## Work instructions
Omit the images. Copy each entry word for word.

=====

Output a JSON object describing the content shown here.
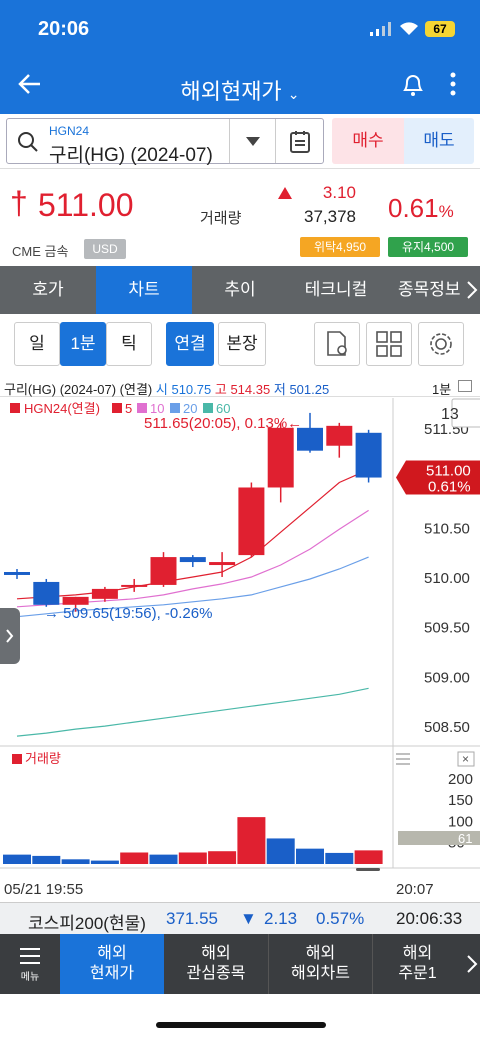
{
  "status": {
    "time": "20:06",
    "battery": "67"
  },
  "header": {
    "title": "해외현재가"
  },
  "search": {
    "code": "HGN24",
    "name": "구리(HG) (2024-07)"
  },
  "actions": {
    "buy": "매수",
    "sell": "매도"
  },
  "quote": {
    "price": "511.00",
    "exchange": "CME 금속",
    "currency": "USD",
    "volume_label": "거래량",
    "change": "3.10",
    "volume": "37,378",
    "change_pct": "0.61",
    "pct_sign": "%",
    "margin_consign": "위탁4,950",
    "margin_maintain": "유지4,500"
  },
  "tabs": [
    "호가",
    "차트",
    "추이",
    "테크니컬",
    "종목정보"
  ],
  "chart_toolbar": {
    "day": "일",
    "min": "1분",
    "tick": "틱",
    "linked": "연결",
    "main": "본장"
  },
  "chart_info": {
    "name": "구리(HG) (2024-07) (연결)",
    "open_label": "시",
    "open": "510.75",
    "high_label": "고",
    "high": "514.35",
    "low_label": "저",
    "low": "501.25",
    "period": "1분"
  },
  "legend": {
    "symbol": "HGN24(연결)",
    "ma5": "5",
    "ma10": "10",
    "ma20": "20",
    "ma60": "60"
  },
  "zoom": "13",
  "annotations": {
    "high": "511.65(20:05), 0.13%",
    "low": "509.65(19:56), -0.26%"
  },
  "price_tag": {
    "price": "511.00",
    "pct": "0.61%"
  },
  "volume_title": "거래량",
  "volume_tag": "61",
  "time_axis": {
    "start": "05/21 19:55",
    "end": "20:07"
  },
  "chart_data": {
    "type": "candlestick",
    "price_axis": {
      "ticks": [
        "511.50",
        "511.00",
        "510.50",
        "510.00",
        "509.50",
        "509.00",
        "508.50"
      ],
      "ylim": [
        508.3,
        511.8
      ]
    },
    "candles": [
      {
        "open": 510.05,
        "high": 510.08,
        "low": 509.98,
        "close": 510.02
      },
      {
        "open": 509.95,
        "high": 509.98,
        "low": 509.7,
        "close": 509.72
      },
      {
        "open": 509.72,
        "high": 509.8,
        "low": 509.65,
        "close": 509.8
      },
      {
        "open": 509.78,
        "high": 509.9,
        "low": 509.75,
        "close": 509.88
      },
      {
        "open": 509.9,
        "high": 509.98,
        "low": 509.85,
        "close": 509.92
      },
      {
        "open": 509.92,
        "high": 510.25,
        "low": 509.9,
        "close": 510.2
      },
      {
        "open": 510.2,
        "high": 510.22,
        "low": 510.1,
        "close": 510.15
      },
      {
        "open": 510.12,
        "high": 510.25,
        "low": 510.0,
        "close": 510.15
      },
      {
        "open": 510.22,
        "high": 510.95,
        "low": 510.2,
        "close": 510.9
      },
      {
        "open": 510.9,
        "high": 511.55,
        "low": 510.75,
        "close": 511.5
      },
      {
        "open": 511.5,
        "high": 511.65,
        "low": 511.25,
        "close": 511.27
      },
      {
        "open": 511.32,
        "high": 511.55,
        "low": 511.2,
        "close": 511.52
      },
      {
        "open": 511.45,
        "high": 511.48,
        "low": 510.95,
        "close": 511.0
      }
    ],
    "ma": [
      {
        "period": 5,
        "values": [
          509.78,
          509.8,
          509.82,
          509.85,
          509.9,
          509.95,
          510.0,
          510.05,
          510.2,
          510.45,
          510.7,
          510.95,
          511.08
        ]
      },
      {
        "period": 10,
        "values": [
          509.7,
          509.72,
          509.74,
          509.76,
          509.78,
          509.82,
          509.88,
          509.93,
          510.0,
          510.12,
          510.28,
          510.48,
          510.67
        ]
      },
      {
        "period": 20,
        "values": [
          509.6,
          509.63,
          509.66,
          509.68,
          509.7,
          509.72,
          509.75,
          509.78,
          509.82,
          509.9,
          509.98,
          510.08,
          510.2
        ]
      },
      {
        "period": 60,
        "values": [
          508.4,
          508.43,
          508.47,
          508.5,
          508.54,
          508.58,
          508.62,
          508.66,
          508.7,
          508.74,
          508.78,
          508.82,
          508.88
        ]
      }
    ],
    "volume_axis": {
      "ticks": [
        "200",
        "150",
        "100",
        "50"
      ],
      "ylim": [
        0,
        230
      ]
    },
    "volume": [
      {
        "v": 22,
        "up": false
      },
      {
        "v": 19,
        "up": false
      },
      {
        "v": 11,
        "up": false
      },
      {
        "v": 8,
        "up": false
      },
      {
        "v": 27,
        "up": true
      },
      {
        "v": 22,
        "up": false
      },
      {
        "v": 27,
        "up": true
      },
      {
        "v": 30,
        "up": true
      },
      {
        "v": 110,
        "up": true
      },
      {
        "v": 60,
        "up": false
      },
      {
        "v": 36,
        "up": false
      },
      {
        "v": 26,
        "up": false
      },
      {
        "v": 32,
        "up": true
      }
    ]
  },
  "ticker": {
    "name": "코스피200(현물)",
    "value": "371.55",
    "change": "2.13",
    "pct": "0.57%",
    "time": "20:06:33"
  },
  "nav": {
    "menu": "메뉴",
    "items": [
      [
        "해외",
        "현재가"
      ],
      [
        "해외",
        "관심종목"
      ],
      [
        "해외",
        "해외차트"
      ],
      [
        "해외",
        "주문1"
      ]
    ]
  },
  "colors": {
    "primary": "#1a73d9",
    "up": "#e02030",
    "down": "#1a5fc8"
  }
}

=====

## Output of the exercise
Output a JSON object describing the content shown here.
{
  "status": {
    "time": "20:06",
    "battery": "67"
  },
  "header": {
    "title": "해외현재가"
  },
  "search": {
    "code": "HGN24",
    "name": "구리(HG) (2024-07)"
  },
  "actions": {
    "buy": "매수",
    "sell": "매도"
  },
  "quote": {
    "price": "511.00",
    "exchange": "CME 금속",
    "currency": "USD",
    "volume_label": "거래량",
    "change": "3.10",
    "volume": "37,378",
    "change_pct": "0.61",
    "pct_sign": "%",
    "margin_consign": "위탁4,950",
    "margin_maintain": "유지4,500"
  },
  "tabs": [
    "호가",
    "차트",
    "추이",
    "테크니컬",
    "종목정보"
  ],
  "chart_toolbar": {
    "day": "일",
    "min": "1분",
    "tick": "틱",
    "linked": "연결",
    "main": "본장"
  },
  "chart_info": {
    "name": "구리(HG) (2024-07) (연결)",
    "open_label": "시",
    "open": "510.75",
    "high_label": "고",
    "high": "514.35",
    "low_label": "저",
    "low": "501.25",
    "period": "1분"
  },
  "legend": {
    "symbol": "HGN24(연결)",
    "ma5": "5",
    "ma10": "10",
    "ma20": "20",
    "ma60": "60"
  },
  "zoom": "13",
  "annotations": {
    "high": "511.65(20:05), 0.13%",
    "low": "509.65(19:56), -0.26%"
  },
  "price_tag": {
    "price": "511.00",
    "pct": "0.61%"
  },
  "volume_title": "거래량",
  "volume_tag": "61",
  "time_axis": {
    "start": "05/21 19:55",
    "end": "20:07"
  },
  "chart_data": {
    "type": "candlestick",
    "price_axis": {
      "ticks": [
        "511.50",
        "511.00",
        "510.50",
        "510.00",
        "509.50",
        "509.00",
        "508.50"
      ],
      "ylim": [
        508.3,
        511.8
      ]
    },
    "candles": [
      {
        "open": 510.05,
        "high": 510.08,
        "low": 509.98,
        "close": 510.02
      },
      {
        "open": 509.95,
        "high": 509.98,
        "low": 509.7,
        "close": 509.72
      },
      {
        "open": 509.72,
        "high": 509.8,
        "low": 509.65,
        "close": 509.8
      },
      {
        "open": 509.78,
        "high": 509.9,
        "low": 509.75,
        "close": 509.88
      },
      {
        "open": 509.9,
        "high": 509.98,
        "low": 509.85,
        "close": 509.92
      },
      {
        "open": 509.92,
        "high": 510.25,
        "low": 509.9,
        "close": 510.2
      },
      {
        "open": 510.2,
        "high": 510.22,
        "low": 510.1,
        "close": 510.15
      },
      {
        "open": 510.12,
        "high": 510.25,
        "low": 510.0,
        "close": 510.15
      },
      {
        "open": 510.22,
        "high": 510.95,
        "low": 510.2,
        "close": 510.9
      },
      {
        "open": 510.9,
        "high": 511.55,
        "low": 510.75,
        "close": 511.5
      },
      {
        "open": 511.5,
        "high": 511.65,
        "low": 511.25,
        "close": 511.27
      },
      {
        "open": 511.32,
        "high": 511.55,
        "low": 511.2,
        "close": 511.52
      },
      {
        "open": 511.45,
        "high": 511.48,
        "low": 510.95,
        "close": 511.0
      }
    ],
    "ma": [
      {
        "period": 5,
        "values": [
          509.78,
          509.8,
          509.82,
          509.85,
          509.9,
          509.95,
          510.0,
          510.05,
          510.2,
          510.45,
          510.7,
          510.95,
          511.08
        ]
      },
      {
        "period": 10,
        "values": [
          509.7,
          509.72,
          509.74,
          509.76,
          509.78,
          509.82,
          509.88,
          509.93,
          510.0,
          510.12,
          510.28,
          510.48,
          510.67
        ]
      },
      {
        "period": 20,
        "values": [
          509.6,
          509.63,
          509.66,
          509.68,
          509.7,
          509.72,
          509.75,
          509.78,
          509.82,
          509.9,
          509.98,
          510.08,
          510.2
        ]
      },
      {
        "period": 60,
        "values": [
          508.4,
          508.43,
          508.47,
          508.5,
          508.54,
          508.58,
          508.62,
          508.66,
          508.7,
          508.74,
          508.78,
          508.82,
          508.88
        ]
      }
    ],
    "volume_axis": {
      "ticks": [
        "200",
        "150",
        "100",
        "50"
      ],
      "ylim": [
        0,
        230
      ]
    },
    "volume": [
      {
        "v": 22,
        "up": false
      },
      {
        "v": 19,
        "up": false
      },
      {
        "v": 11,
        "up": false
      },
      {
        "v": 8,
        "up": false
      },
      {
        "v": 27,
        "up": true
      },
      {
        "v": 22,
        "up": false
      },
      {
        "v": 27,
        "up": true
      },
      {
        "v": 30,
        "up": true
      },
      {
        "v": 110,
        "up": true
      },
      {
        "v": 60,
        "up": false
      },
      {
        "v": 36,
        "up": false
      },
      {
        "v": 26,
        "up": false
      },
      {
        "v": 32,
        "up": true
      }
    ]
  },
  "ticker": {
    "name": "코스피200(현물)",
    "value": "371.55",
    "change": "2.13",
    "pct": "0.57%",
    "time": "20:06:33"
  },
  "nav": {
    "menu": "메뉴",
    "items": [
      [
        "해외",
        "현재가"
      ],
      [
        "해외",
        "관심종목"
      ],
      [
        "해외",
        "해외차트"
      ],
      [
        "해외",
        "주문1"
      ]
    ]
  },
  "colors": {
    "primary": "#1a73d9",
    "up": "#e02030",
    "down": "#1a5fc8"
  }
}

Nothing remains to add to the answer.